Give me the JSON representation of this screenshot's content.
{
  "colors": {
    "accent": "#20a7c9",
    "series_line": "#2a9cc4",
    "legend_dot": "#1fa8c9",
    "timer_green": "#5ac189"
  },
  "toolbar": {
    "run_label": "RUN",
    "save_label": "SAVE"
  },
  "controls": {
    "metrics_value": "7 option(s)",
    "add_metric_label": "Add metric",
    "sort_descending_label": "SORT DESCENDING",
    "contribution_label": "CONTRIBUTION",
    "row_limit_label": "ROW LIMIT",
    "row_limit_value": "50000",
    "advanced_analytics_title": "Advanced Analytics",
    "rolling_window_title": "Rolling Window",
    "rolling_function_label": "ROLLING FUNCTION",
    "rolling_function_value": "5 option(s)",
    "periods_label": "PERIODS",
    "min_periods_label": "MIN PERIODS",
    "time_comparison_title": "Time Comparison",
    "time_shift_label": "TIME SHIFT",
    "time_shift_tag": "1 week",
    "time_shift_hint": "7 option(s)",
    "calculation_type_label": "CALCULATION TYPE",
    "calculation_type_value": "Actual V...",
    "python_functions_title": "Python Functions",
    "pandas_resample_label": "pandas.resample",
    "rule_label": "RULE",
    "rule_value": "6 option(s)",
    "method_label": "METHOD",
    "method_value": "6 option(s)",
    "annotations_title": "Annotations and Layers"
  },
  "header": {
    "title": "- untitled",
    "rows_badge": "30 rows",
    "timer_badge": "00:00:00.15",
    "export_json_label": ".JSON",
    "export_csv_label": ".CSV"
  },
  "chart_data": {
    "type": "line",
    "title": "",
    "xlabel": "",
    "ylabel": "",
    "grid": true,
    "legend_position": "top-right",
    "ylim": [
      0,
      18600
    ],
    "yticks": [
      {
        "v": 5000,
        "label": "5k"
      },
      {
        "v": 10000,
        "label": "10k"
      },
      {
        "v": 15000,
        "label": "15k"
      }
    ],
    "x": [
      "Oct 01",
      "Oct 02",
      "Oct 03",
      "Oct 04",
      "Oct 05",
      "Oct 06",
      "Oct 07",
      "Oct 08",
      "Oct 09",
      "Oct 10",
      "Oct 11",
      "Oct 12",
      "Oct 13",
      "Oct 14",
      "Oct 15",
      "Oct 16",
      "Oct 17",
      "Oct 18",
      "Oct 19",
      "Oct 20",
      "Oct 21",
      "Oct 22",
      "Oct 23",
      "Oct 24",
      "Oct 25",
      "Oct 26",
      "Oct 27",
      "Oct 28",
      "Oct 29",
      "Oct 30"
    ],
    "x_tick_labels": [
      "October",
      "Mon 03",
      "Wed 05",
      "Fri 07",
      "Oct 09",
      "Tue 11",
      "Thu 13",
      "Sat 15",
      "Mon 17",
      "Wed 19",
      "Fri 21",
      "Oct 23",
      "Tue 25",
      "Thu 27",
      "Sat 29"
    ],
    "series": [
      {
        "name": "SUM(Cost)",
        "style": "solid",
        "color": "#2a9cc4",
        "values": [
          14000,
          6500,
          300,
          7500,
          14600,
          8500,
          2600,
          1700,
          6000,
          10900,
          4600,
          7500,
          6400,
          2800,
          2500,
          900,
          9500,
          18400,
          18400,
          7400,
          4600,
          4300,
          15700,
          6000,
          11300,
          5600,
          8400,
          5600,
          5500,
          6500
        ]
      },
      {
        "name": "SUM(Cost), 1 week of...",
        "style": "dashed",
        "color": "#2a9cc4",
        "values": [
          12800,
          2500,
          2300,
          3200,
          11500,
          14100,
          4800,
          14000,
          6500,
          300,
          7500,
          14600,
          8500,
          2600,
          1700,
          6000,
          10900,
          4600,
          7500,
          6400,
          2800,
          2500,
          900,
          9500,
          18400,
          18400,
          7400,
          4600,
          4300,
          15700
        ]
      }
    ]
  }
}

************

Extract the complete data, matching each line exactly.

● **Solution to the problem**:
Give me the JSON representation of this screenshot's content.
{
  "colors": {
    "accent": "#20a7c9",
    "series_line": "#2a9cc4",
    "legend_dot": "#1fa8c9",
    "timer_green": "#5ac189"
  },
  "toolbar": {
    "run_label": "RUN",
    "save_label": "SAVE"
  },
  "controls": {
    "metrics_value": "7 option(s)",
    "add_metric_label": "Add metric",
    "sort_descending_label": "SORT DESCENDING",
    "contribution_label": "CONTRIBUTION",
    "row_limit_label": "ROW LIMIT",
    "row_limit_value": "50000",
    "advanced_analytics_title": "Advanced Analytics",
    "rolling_window_title": "Rolling Window",
    "rolling_function_label": "ROLLING FUNCTION",
    "rolling_function_value": "5 option(s)",
    "periods_label": "PERIODS",
    "min_periods_label": "MIN PERIODS",
    "time_comparison_title": "Time Comparison",
    "time_shift_label": "TIME SHIFT",
    "time_shift_tag": "1 week",
    "time_shift_hint": "7 option(s)",
    "calculation_type_label": "CALCULATION TYPE",
    "calculation_type_value": "Actual V...",
    "python_functions_title": "Python Functions",
    "pandas_resample_label": "pandas.resample",
    "rule_label": "RULE",
    "rule_value": "6 option(s)",
    "method_label": "METHOD",
    "method_value": "6 option(s)",
    "annotations_title": "Annotations and Layers"
  },
  "header": {
    "title": "- untitled",
    "rows_badge": "30 rows",
    "timer_badge": "00:00:00.15",
    "export_json_label": ".JSON",
    "export_csv_label": ".CSV"
  },
  "chart_data": {
    "type": "line",
    "title": "",
    "xlabel": "",
    "ylabel": "",
    "grid": true,
    "legend_position": "top-right",
    "ylim": [
      0,
      18600
    ],
    "yticks": [
      {
        "v": 5000,
        "label": "5k"
      },
      {
        "v": 10000,
        "label": "10k"
      },
      {
        "v": 15000,
        "label": "15k"
      }
    ],
    "x": [
      "Oct 01",
      "Oct 02",
      "Oct 03",
      "Oct 04",
      "Oct 05",
      "Oct 06",
      "Oct 07",
      "Oct 08",
      "Oct 09",
      "Oct 10",
      "Oct 11",
      "Oct 12",
      "Oct 13",
      "Oct 14",
      "Oct 15",
      "Oct 16",
      "Oct 17",
      "Oct 18",
      "Oct 19",
      "Oct 20",
      "Oct 21",
      "Oct 22",
      "Oct 23",
      "Oct 24",
      "Oct 25",
      "Oct 26",
      "Oct 27",
      "Oct 28",
      "Oct 29",
      "Oct 30"
    ],
    "x_tick_labels": [
      "October",
      "Mon 03",
      "Wed 05",
      "Fri 07",
      "Oct 09",
      "Tue 11",
      "Thu 13",
      "Sat 15",
      "Mon 17",
      "Wed 19",
      "Fri 21",
      "Oct 23",
      "Tue 25",
      "Thu 27",
      "Sat 29"
    ],
    "series": [
      {
        "name": "SUM(Cost)",
        "style": "solid",
        "color": "#2a9cc4",
        "values": [
          14000,
          6500,
          300,
          7500,
          14600,
          8500,
          2600,
          1700,
          6000,
          10900,
          4600,
          7500,
          6400,
          2800,
          2500,
          900,
          9500,
          18400,
          18400,
          7400,
          4600,
          4300,
          15700,
          6000,
          11300,
          5600,
          8400,
          5600,
          5500,
          6500
        ]
      },
      {
        "name": "SUM(Cost), 1 week of...",
        "style": "dashed",
        "color": "#2a9cc4",
        "values": [
          12800,
          2500,
          2300,
          3200,
          11500,
          14100,
          4800,
          14000,
          6500,
          300,
          7500,
          14600,
          8500,
          2600,
          1700,
          6000,
          10900,
          4600,
          7500,
          6400,
          2800,
          2500,
          900,
          9500,
          18400,
          18400,
          7400,
          4600,
          4300,
          15700
        ]
      }
    ]
  }
}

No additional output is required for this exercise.